* Passage given
How to set up unit testing in 2023

On the problem of testing a module’s internals, which is only currently possible with inline tests, RWOC makes an argument here under “Where Should Tests Go?” , quoted below, that internal test-only libraries should almost always be used instead. I agree with that and thought it would be good to post here. I’m trying to avoid using any inline tests.

From RWOC:

Putting tests directly in the library you’re building certainly has some benefits. For one thing, it lets you put a test for a given function directly after the definition of that function, which in some cases can be good for readability. This approach also lets you test aspects of your code that aren’t exposed by its external interface.

While this sounds appealing at first glance, putting tests in libraries has several downsides.

  • Readability. Including all of your tests directly in your application code can make that code itself harder to read. This can lead to people writing too few tests in an effort to keep their application code uncluttered.
  • Bloat. When your tests are written as a part of your library, it means that every user of your library has to link in that testing code in their production application. Even though that code won’t be run, it still adds to the size of the executable. It can also require dependencies on libraries that you don’t need in production, which can reduce the portability of your code.
  • Testing mindset. Writing tests on the inside of your libraries lets you write tests against any part of your implementation, rather than just the exposed API. This freedom is useful, but can also put you in the wrong testing mindset. Testing that’s phrased in terms of the public API often does a better job of testing what’s fundamental about your code, and will better survive refactoring of the implementation. Also, the discipline of keeping tests outside of requires you to write code that can be tested that way, which pushes towards better designs.

For all of these reasons, our recommendation is to put the bulk of your tests in test-only libraries created for that purpose. There are some legitimate reasons to want to put some test directly in your production library, e.g., when you need access to some functionality to do the test that’s important but is really awkward to expose. But such cases are very much the exception.

4 Likes

Thanks for all your contributions, guys. I’ll use this info to update the ocamlverse page.

* Requirements
[1] According to the forum thread on setting up unit testing, where does RWOC recommend putting the bulk of your tests?
[2] Pick up the forum thread on setting up unit testing after its last sentence and carry it on.
The records can be left aside for these tasks.

* Dataset records
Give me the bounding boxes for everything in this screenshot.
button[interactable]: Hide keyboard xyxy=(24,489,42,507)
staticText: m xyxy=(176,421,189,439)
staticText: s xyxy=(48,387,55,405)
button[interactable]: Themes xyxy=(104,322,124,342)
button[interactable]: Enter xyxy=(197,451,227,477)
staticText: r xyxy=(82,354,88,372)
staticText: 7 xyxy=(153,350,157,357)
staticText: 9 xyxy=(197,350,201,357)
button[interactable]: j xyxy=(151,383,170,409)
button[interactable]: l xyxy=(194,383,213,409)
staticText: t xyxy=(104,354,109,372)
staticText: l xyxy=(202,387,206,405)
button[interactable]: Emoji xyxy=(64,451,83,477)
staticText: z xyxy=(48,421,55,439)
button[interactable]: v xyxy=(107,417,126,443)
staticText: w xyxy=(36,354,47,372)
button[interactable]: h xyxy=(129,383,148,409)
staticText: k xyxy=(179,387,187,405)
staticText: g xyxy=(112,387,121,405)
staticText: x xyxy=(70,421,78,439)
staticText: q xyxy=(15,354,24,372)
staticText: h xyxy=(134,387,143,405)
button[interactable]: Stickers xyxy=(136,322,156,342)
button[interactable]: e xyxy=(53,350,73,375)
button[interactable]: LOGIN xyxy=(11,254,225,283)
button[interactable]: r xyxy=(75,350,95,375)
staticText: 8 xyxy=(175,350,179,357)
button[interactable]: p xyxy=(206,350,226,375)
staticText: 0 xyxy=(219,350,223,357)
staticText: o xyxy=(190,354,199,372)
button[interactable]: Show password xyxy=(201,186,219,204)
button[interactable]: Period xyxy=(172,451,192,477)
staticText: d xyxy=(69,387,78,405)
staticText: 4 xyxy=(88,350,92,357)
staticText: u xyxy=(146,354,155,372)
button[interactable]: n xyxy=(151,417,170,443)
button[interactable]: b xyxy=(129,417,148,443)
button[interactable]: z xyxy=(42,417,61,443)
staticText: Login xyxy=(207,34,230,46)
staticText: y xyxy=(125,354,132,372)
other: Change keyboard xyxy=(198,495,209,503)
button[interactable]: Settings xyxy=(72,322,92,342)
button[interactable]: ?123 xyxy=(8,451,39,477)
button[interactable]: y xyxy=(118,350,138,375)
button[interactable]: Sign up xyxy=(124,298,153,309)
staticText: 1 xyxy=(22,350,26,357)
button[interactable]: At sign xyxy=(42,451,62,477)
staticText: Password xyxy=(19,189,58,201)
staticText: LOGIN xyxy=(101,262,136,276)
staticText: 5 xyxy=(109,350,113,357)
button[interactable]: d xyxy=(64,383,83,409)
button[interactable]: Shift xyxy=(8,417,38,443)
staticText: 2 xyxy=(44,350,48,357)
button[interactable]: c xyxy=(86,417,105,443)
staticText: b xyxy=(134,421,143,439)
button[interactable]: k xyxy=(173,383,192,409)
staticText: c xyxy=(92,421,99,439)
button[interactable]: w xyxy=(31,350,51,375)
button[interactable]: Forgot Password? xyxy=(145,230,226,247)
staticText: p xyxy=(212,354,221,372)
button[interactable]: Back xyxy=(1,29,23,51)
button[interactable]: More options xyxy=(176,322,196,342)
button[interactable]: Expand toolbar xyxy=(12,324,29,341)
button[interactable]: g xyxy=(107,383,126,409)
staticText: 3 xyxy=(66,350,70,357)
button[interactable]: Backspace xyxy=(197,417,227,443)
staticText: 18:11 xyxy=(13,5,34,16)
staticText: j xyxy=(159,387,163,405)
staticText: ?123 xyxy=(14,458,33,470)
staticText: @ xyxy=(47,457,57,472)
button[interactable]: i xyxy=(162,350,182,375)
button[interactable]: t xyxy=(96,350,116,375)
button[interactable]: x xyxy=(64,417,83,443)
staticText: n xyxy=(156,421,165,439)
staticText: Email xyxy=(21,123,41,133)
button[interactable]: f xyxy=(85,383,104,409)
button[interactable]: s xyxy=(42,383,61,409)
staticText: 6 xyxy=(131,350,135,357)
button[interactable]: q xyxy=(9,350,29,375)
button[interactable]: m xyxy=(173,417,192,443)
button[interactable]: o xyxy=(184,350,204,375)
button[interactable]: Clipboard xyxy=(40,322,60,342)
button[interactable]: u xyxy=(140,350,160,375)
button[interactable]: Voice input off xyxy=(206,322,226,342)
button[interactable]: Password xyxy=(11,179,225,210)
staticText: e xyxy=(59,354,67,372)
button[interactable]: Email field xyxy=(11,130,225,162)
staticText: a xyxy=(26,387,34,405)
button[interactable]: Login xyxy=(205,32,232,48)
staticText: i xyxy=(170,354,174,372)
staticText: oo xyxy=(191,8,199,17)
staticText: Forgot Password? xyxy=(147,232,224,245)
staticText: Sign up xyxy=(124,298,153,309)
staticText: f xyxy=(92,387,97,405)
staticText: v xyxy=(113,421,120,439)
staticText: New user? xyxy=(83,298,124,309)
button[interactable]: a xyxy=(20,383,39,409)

* Task results
[1] In test-only libraries created for that purpose.

[2]
I decided to go with ppx_expect and ppx_inline_test, but to use both in external test modules the same way Jane Street does. ppx_expect has the advantage that debuggers have over compiling cycles with printfs: you can look at the entire state at once without having to reason about specific conditions, and that allows you to be both exploratory and more comprehensive in your testing. I think ppx_expect and its brethren are generally superior to plain old unit testing. Of course, this assumes you have the printers for everything. In my case, I use ppx_yojson everywhere, so I can easily print the state of just about everything in my program. Why do I still need ppx_inline_tests? There are some things that I don’t have printers for. For example, some functions return a slew of polymorphic variants signifying different results, and I don’t want to limit those variants and place them in a specific type, so I can’t derive their printer with ppx_yojson. For those specific cases I still use the more limited approach of writing specific condition tests, and it feels far more painful.

The one annoying thing I encountered was that neither ppx_expect nor ppx_inline_tests work for executables. I had to split my executable up into a library part that contains all the stuff, and an executable wrapper that simply calls main () on the library. Not a huge deal, but this could be improved.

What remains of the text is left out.